Restate the entries word for word, omitting nothing.

▼▼▼

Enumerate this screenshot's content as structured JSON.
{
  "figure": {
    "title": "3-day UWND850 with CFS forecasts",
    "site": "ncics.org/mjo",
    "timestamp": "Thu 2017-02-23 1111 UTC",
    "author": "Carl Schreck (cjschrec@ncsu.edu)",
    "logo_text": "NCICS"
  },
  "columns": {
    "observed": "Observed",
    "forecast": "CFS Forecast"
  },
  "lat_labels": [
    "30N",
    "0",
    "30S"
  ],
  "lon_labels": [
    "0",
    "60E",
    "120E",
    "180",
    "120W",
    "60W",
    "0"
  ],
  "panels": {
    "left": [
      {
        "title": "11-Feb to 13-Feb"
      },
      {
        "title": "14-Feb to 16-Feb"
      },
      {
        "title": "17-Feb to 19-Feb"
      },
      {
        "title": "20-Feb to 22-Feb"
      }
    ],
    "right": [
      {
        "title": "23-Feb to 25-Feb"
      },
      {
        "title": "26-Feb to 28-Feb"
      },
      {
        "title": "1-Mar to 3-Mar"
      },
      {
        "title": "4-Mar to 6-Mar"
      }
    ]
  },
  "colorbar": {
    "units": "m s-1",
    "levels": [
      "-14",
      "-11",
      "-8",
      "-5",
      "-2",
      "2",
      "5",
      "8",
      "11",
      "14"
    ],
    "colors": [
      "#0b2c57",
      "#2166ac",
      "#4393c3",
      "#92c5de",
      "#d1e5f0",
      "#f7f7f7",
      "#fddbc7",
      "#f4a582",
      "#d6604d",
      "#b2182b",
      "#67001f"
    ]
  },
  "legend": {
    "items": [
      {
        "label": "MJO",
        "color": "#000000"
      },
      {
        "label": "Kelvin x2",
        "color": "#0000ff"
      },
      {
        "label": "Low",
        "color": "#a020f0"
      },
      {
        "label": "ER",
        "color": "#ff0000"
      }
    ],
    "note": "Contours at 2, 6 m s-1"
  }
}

▲▲▲

▶ **EXERCISE OUTPUT**:
Enumerate this screenshot's content as structured JSON.
{
  "figure": {
    "title": "3-day UWND850 with CFS forecasts",
    "site": "ncics.org/mjo",
    "timestamp": "Thu 2017-02-23 1111 UTC",
    "author": "Carl Schreck (cjschrec@ncsu.edu)",
    "logo_text": "NCICS"
  },
  "columns": {
    "observed": "Observed",
    "forecast": "CFS Forecast"
  },
  "lat_labels": [
    "30N",
    "0",
    "30S"
  ],
  "lon_labels": [
    "0",
    "60E",
    "120E",
    "180",
    "120W",
    "60W",
    "0"
  ],
  "panels": {
    "left": [
      {
        "title": "11-Feb to 13-Feb"
      },
      {
        "title": "14-Feb to 16-Feb"
      },
      {
        "title": "17-Feb to 19-Feb"
      },
      {
        "title": "20-Feb to 22-Feb"
      }
    ],
    "right": [
      {
        "title": "23-Feb to 25-Feb"
      },
      {
        "title": "26-Feb to 28-Feb"
      },
      {
        "title": "1-Mar to 3-Mar"
      },
      {
        "title": "4-Mar to 6-Mar"
      }
    ]
  },
  "colorbar": {
    "units": "m s-1",
    "levels": [
      "-14",
      "-11",
      "-8",
      "-5",
      "-2",
      "2",
      "5",
      "8",
      "11",
      "14"
    ],
    "colors": [
      "#0b2c57",
      "#2166ac",
      "#4393c3",
      "#92c5de",
      "#d1e5f0",
      "#f7f7f7",
      "#fddbc7",
      "#f4a582",
      "#d6604d",
      "#b2182b",
      "#67001f"
    ]
  },
  "legend": {
    "items": [
      {
        "label": "MJO",
        "color": "#000000"
      },
      {
        "label": "Kelvin x2",
        "color": "#0000ff"
      },
      {
        "label": "Low",
        "color": "#a020f0"
      },
      {
        "label": "ER",
        "color": "#ff0000"
      }
    ],
    "note": "Contours at 2, 6 m s-1"
  }
}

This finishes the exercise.